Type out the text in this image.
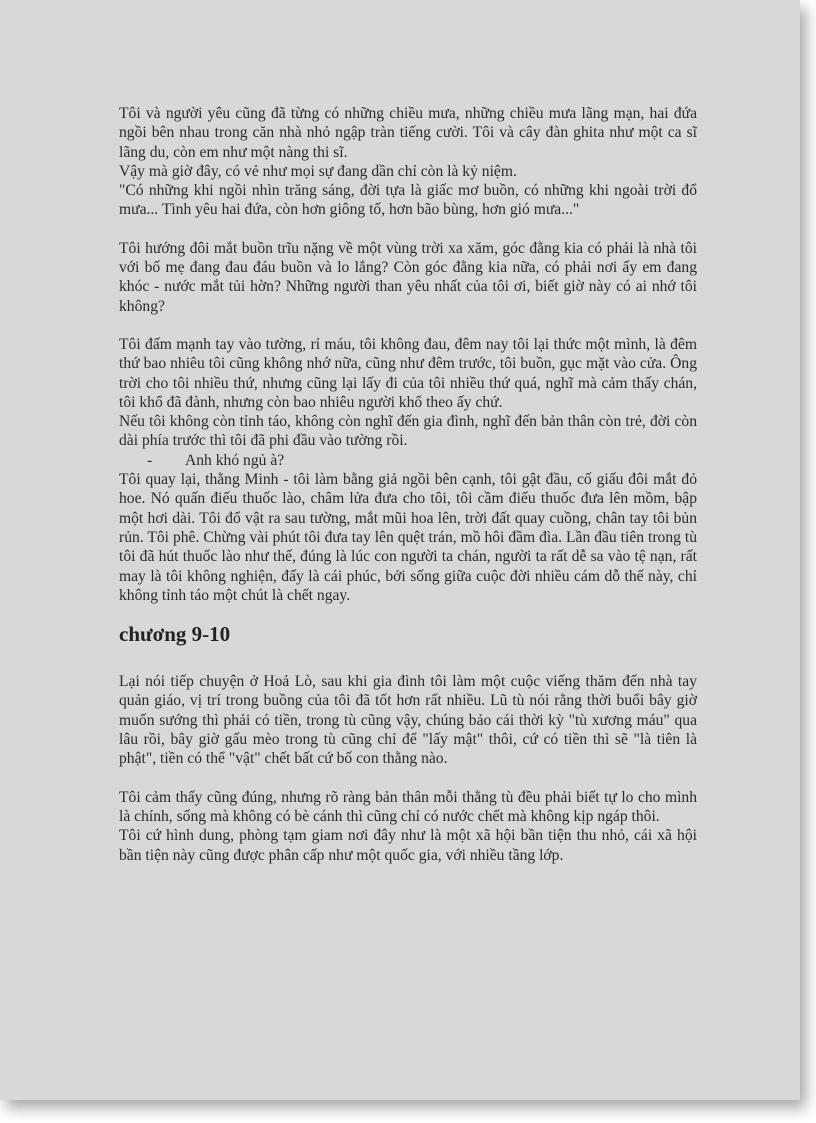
Tôi và người yêu cũng đã từng có những chiều mưa, những chiều mưa lãng mạn, hai đứa ngồi bên nhau trong căn nhà nhỏ ngập tràn tiếng cười. Tôi và cây đàn ghita như một ca sĩ lãng du, còn em như một nàng thi sĩ.

Vậy mà giờ đây, có vẻ như mọi sự đang dần chỉ còn là kỷ niệm.

"Có những khi ngồi nhìn trăng sáng, đời tựa là giấc mơ buồn, có những khi ngoài trời đổ mưa... Tình yêu hai đứa, còn hơn giông tố, hơn bão bùng, hơn gió mưa..."

Tôi hướng đôi mắt buồn trĩu nặng về một vùng trời xa xăm, góc đằng kia có phải là nhà tôi với bố mẹ đang đau đáu buồn và lo lắng? Còn góc đằng kia nữa, có phải nơi ấy em đang khóc - nước mắt tủi hờn? Những người than yêu nhất của tôi ơi, biết giờ này có ai nhớ tôi không?

Tôi đấm mạnh tay vào tường, rỉ máu, tôi không đau, đêm nay tôi lại thức một mình, là đêm thứ bao nhiêu tôi cũng không nhớ nữa, cũng như đêm trước, tôi buồn, gục mặt vào cửa. Ông trời cho tôi nhiều thứ, nhưng cũng lại lấy đi của tôi nhiều thứ quá, nghĩ mà cảm thấy chán, tôi khổ đã đành, nhưng còn bao nhiêu người khổ theo ấy chứ.

Nếu tôi không còn tỉnh táo, không còn nghĩ đến gia đình, nghĩ đến bản thân còn trẻ, đời còn dài phía trước thì tôi đã phi đầu vào tường rồi.

- Anh khó ngủ à?

Tôi quay lại, thằng Minh - tôi làm bằng giả ngồi bên cạnh, tôi gật đầu, cố giấu đôi mắt đỏ hoe. Nó quấn điếu thuốc lào, châm lửa đưa cho tôi, tôi cầm điếu thuốc đưa lên mồm, bập một hơi dài. Tôi đổ vật ra sau tường, mắt mũi hoa lên, trời đất quay cuồng, chân tay tôi bủn rủn. Tôi phê. Chừng vài phút tôi đưa tay lên quệt trán, mồ hôi đầm đìa. Lần đầu tiên trong tù tôi đã hút thuốc lào như thế, đúng là lúc con người ta chán, người ta rất dễ sa vào tệ nạn, rất may là tôi không nghiện, đấy là cái phúc, bởi sống giữa cuộc đời nhiều cám dỗ thế này, chỉ không tỉnh táo một chút là chết ngay.

chương 9-10

Lại nói tiếp chuyện ở Hoả Lò, sau khi gia đình tôi làm một cuộc viếng thăm đến nhà tay quản giáo, vị trí trong buồng của tôi đã tốt hơn rất nhiều. Lũ tù nói rằng thời buổi bây giờ muốn sướng thì phải có tiền, trong tù cũng vậy, chúng bảo cái thời kỳ "tù xương máu" qua lâu rồi, bây giờ gấu mèo trong tù cũng chỉ để "lấy mật" thôi, cứ có tiền thì sẽ "là tiên là phật", tiền có thể "vật" chết bất cứ bố con thằng nào.

Tôi cảm thấy cũng đúng, nhưng rõ ràng bản thân mỗi thằng tù đều phải biết tự lo cho mình là chính, sống mà không có bè cánh thì cũng chỉ có nước chết mà không kịp ngáp thôi.

Tôi cứ hình dung, phòng tạm giam nơi đây như là một xã hội bần tiện thu nhỏ, cái xã hội bần tiện này cũng được phân cấp như một quốc gia, với nhiều tầng lớp.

*Directive*
Output all of the records exactly as they appear above, but not the pictures.

*Finished answer*
Type out the text in this image.
Tôi và người yêu cũng đã từng có những chiều mưa, những chiều mưa lãng mạn, hai đứa ngồi bên nhau trong căn nhà nhỏ ngập tràn tiếng cười. Tôi và cây đàn ghita như một ca sĩ lãng du, còn em như một nàng thi sĩ.

Vậy mà giờ đây, có vẻ như mọi sự đang dần chỉ còn là kỷ niệm.

"Có những khi ngồi nhìn trăng sáng, đời tựa là giấc mơ buồn, có những khi ngoài trời đổ mưa... Tình yêu hai đứa, còn hơn giông tố, hơn bão bùng, hơn gió mưa..."

Tôi hướng đôi mắt buồn trĩu nặng về một vùng trời xa xăm, góc đằng kia có phải là nhà tôi với bố mẹ đang đau đáu buồn và lo lắng? Còn góc đằng kia nữa, có phải nơi ấy em đang khóc - nước mắt tủi hờn? Những người than yêu nhất của tôi ơi, biết giờ này có ai nhớ tôi không?

Tôi đấm mạnh tay vào tường, rỉ máu, tôi không đau, đêm nay tôi lại thức một mình, là đêm thứ bao nhiêu tôi cũng không nhớ nữa, cũng như đêm trước, tôi buồn, gục mặt vào cửa. Ông trời cho tôi nhiều thứ, nhưng cũng lại lấy đi của tôi nhiều thứ quá, nghĩ mà cảm thấy chán, tôi khổ đã đành, nhưng còn bao nhiêu người khổ theo ấy chứ.

Nếu tôi không còn tỉnh táo, không còn nghĩ đến gia đình, nghĩ đến bản thân còn trẻ, đời còn dài phía trước thì tôi đã phi đầu vào tường rồi.

- Anh khó ngủ à?

Tôi quay lại, thằng Minh - tôi làm bằng giả ngồi bên cạnh, tôi gật đầu, cố giấu đôi mắt đỏ hoe. Nó quấn điếu thuốc lào, châm lửa đưa cho tôi, tôi cầm điếu thuốc đưa lên mồm, bập một hơi dài. Tôi đổ vật ra sau tường, mắt mũi hoa lên, trời đất quay cuồng, chân tay tôi bủn rủn. Tôi phê. Chừng vài phút tôi đưa tay lên quệt trán, mồ hôi đầm đìa. Lần đầu tiên trong tù tôi đã hút thuốc lào như thế, đúng là lúc con người ta chán, người ta rất dễ sa vào tệ nạn, rất may là tôi không nghiện, đấy là cái phúc, bởi sống giữa cuộc đời nhiều cám dỗ thế này, chỉ không tỉnh táo một chút là chết ngay.

chương 9-10

Lại nói tiếp chuyện ở Hoả Lò, sau khi gia đình tôi làm một cuộc viếng thăm đến nhà tay quản giáo, vị trí trong buồng của tôi đã tốt hơn rất nhiều. Lũ tù nói rằng thời buổi bây giờ muốn sướng thì phải có tiền, trong tù cũng vậy, chúng bảo cái thời kỳ "tù xương máu" qua lâu rồi, bây giờ gấu mèo trong tù cũng chỉ để "lấy mật" thôi, cứ có tiền thì sẽ "là tiên là phật", tiền có thể "vật" chết bất cứ bố con thằng nào.

Tôi cảm thấy cũng đúng, nhưng rõ ràng bản thân mỗi thằng tù đều phải biết tự lo cho mình là chính, sống mà không có bè cánh thì cũng chỉ có nước chết mà không kịp ngáp thôi.

Tôi cứ hình dung, phòng tạm giam nơi đây như là một xã hội bần tiện thu nhỏ, cái xã hội bần tiện này cũng được phân cấp như một quốc gia, với nhiều tầng lớp.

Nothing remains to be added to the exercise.